## Work instruction
Reproduce the text about the Auckland Transport CCO controversy word for word, in full.

## Text provided
Content starts

The introduction of Auckland Transport, the CCO for transport functions (with more than half the city's future rate spend), was discouraged even by the government's own Treasury and Department of Internal Affairs, as well as other departments.

The main proponents of the CCO system, Prime Minister John Key, Local Government Minister Rodney Hide and Transport Minister Steven Joyce, remained adamant about the introduction (and the appropriateness) of the system. Others, like the New Zealand Council for Infrastructure Development called the claim that the mayor and council would have no ability to hold the CCOs accountable "farcial nonsense".

The New Zealand Herald, Auckland's largest newspaper, ran a series of articles and editorials in March 2010 criticising the proposed move, which was described as "The lockout of Auckland", arguing that elected councillors would have little control over the day-to-day decisions, and potentially even over massive changes such as Auckland's waterfront development or the city's transport focus. The main Herald editorials noted that the CCO concept introduced "undemocratic elements" in a number of ways, and "could not stand". They also noted that saddling the super city with this system would be the most serious handicap, and a recipe for a "frustrated and disappointed citizenry".

Several editorialists went even further and accused the ACT party, and especially Rodney Hide, of preparing Auckland's assets for a sell-off, and of setting up the structure to allow it even before Aucklanders got to vote on the matter – all under the guise of a "manufactured crisis". Others, while criticising the lack of democratic oversight, dismissed concerns about asset sales, noting that amalgamation was likely to result in surplus real estate.

Content ends

Collected data:
Content starts

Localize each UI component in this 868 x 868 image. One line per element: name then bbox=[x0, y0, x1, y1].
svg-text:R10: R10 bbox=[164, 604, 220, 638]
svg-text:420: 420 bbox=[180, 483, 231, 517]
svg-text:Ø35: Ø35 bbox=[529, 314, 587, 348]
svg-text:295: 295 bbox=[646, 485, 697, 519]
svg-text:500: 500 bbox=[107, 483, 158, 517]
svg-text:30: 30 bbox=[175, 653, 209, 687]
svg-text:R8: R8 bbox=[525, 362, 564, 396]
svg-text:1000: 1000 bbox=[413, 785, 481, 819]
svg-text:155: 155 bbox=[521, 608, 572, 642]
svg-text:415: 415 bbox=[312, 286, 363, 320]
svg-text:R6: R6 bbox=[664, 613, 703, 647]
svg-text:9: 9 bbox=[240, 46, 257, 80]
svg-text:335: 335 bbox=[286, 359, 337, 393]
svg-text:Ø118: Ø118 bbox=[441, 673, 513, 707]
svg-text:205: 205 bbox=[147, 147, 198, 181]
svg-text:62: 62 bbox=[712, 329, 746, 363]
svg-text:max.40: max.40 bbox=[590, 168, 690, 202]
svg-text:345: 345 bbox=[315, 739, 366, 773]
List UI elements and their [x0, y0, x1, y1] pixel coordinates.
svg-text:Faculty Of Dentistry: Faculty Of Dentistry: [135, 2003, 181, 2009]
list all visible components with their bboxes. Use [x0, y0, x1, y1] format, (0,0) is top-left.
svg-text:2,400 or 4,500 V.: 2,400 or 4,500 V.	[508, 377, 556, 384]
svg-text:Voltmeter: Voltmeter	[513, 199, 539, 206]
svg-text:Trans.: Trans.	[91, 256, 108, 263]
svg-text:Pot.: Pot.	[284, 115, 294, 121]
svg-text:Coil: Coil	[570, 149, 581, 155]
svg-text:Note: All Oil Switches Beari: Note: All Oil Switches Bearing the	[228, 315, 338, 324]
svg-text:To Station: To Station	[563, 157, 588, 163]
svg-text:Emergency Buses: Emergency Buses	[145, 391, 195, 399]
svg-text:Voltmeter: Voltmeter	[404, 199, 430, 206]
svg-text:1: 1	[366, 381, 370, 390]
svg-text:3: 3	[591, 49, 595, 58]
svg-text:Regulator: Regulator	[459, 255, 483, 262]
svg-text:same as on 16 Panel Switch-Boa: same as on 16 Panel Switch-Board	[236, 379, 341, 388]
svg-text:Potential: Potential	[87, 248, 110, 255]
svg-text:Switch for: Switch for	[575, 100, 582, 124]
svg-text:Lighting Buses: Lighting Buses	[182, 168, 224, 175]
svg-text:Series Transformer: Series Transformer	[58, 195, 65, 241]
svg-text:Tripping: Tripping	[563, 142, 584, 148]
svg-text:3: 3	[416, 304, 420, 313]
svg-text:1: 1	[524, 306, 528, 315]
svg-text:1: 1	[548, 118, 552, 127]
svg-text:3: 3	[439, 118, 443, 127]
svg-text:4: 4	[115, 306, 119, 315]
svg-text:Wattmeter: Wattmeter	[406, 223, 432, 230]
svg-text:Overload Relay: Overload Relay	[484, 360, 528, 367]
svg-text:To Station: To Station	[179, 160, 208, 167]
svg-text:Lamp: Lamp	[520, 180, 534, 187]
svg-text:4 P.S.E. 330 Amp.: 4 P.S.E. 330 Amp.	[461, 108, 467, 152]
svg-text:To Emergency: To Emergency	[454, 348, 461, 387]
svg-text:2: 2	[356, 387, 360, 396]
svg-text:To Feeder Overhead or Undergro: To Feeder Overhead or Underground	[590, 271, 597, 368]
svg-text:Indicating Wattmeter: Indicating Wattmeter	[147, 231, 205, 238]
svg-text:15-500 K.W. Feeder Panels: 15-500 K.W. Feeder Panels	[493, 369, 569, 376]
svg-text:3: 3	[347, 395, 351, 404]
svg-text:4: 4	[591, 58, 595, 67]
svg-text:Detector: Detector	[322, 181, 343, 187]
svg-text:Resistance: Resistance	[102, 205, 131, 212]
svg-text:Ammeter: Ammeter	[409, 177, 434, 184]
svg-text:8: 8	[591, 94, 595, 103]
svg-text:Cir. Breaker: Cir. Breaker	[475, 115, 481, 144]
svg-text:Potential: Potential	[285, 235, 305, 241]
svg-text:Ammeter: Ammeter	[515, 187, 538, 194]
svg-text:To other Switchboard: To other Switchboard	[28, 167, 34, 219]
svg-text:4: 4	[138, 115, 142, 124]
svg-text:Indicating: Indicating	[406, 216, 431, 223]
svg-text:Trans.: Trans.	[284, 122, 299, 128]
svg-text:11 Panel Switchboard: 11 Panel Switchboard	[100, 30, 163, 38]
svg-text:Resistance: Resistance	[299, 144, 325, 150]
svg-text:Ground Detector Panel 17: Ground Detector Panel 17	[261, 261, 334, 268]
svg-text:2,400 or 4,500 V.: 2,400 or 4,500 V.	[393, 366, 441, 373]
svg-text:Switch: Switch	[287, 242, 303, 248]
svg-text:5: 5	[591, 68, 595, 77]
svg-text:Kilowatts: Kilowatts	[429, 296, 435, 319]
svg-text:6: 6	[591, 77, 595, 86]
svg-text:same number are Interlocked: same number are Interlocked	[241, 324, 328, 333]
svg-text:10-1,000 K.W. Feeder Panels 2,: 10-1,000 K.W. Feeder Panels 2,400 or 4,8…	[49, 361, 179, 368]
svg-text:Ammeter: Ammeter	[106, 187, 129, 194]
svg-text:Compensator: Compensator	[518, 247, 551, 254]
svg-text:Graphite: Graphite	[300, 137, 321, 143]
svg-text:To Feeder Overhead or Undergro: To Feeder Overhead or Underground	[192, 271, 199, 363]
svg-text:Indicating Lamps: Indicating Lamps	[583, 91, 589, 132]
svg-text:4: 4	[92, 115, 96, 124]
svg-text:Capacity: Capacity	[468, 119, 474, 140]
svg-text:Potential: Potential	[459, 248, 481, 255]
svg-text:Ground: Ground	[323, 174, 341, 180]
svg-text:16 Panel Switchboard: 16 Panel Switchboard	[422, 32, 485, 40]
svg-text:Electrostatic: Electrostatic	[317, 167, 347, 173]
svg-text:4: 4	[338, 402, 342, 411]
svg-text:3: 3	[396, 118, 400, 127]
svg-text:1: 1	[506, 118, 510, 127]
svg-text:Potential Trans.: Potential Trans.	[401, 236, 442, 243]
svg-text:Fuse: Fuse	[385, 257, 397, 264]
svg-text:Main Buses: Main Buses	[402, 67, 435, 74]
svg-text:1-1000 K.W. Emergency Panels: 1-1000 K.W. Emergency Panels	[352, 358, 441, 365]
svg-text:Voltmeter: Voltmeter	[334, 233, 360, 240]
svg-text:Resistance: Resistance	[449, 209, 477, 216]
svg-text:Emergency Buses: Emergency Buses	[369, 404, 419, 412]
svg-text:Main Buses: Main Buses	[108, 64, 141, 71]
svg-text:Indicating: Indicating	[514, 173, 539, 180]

Content ends

## Your solution
The introduction of Auckland Transport, the CCO for transport functions (with more than half the city's future rate spend), was discouraged even by the government's own Treasury and Department of Internal Affairs, as well as other departments.

The main proponents of the CCO system, Prime Minister John Key, Local Government Minister Rodney Hide and Transport Minister Steven Joyce, remained adamant about the introduction (and the appropriateness) of the system. Others, like the New Zealand Council for Infrastructure Development called the claim that the mayor and council would have no ability to hold the CCOs accountable "farcial nonsense".

The New Zealand Herald, Auckland's largest newspaper, ran a series of articles and editorials in March 2010 criticising the proposed move, which was described as "The lockout of Auckland", arguing that elected councillors would have little control over the day-to-day decisions, and potentially even over massive changes such as Auckland's waterfront development or the city's transport focus. The main Herald editorials noted that the CCO concept introduced "undemocratic elements" in a number of ways, and "could not stand". They also noted that saddling the super city with this system would be the most serious handicap, and a recipe for a "frustrated and disappointed citizenry".

Several editorialists went even further and accused the ACT party, and especially Rodney Hide, of preparing Auckland's assets for a sell-off, and of setting up the structure to allow it even before Aucklanders got to vote on the matter – all under the guise of a "manufactured crisis". Others, while criticising the lack of democratic oversight, dismissed concerns about asset sales, noting that amalgamation was likely to result in surplus real estate.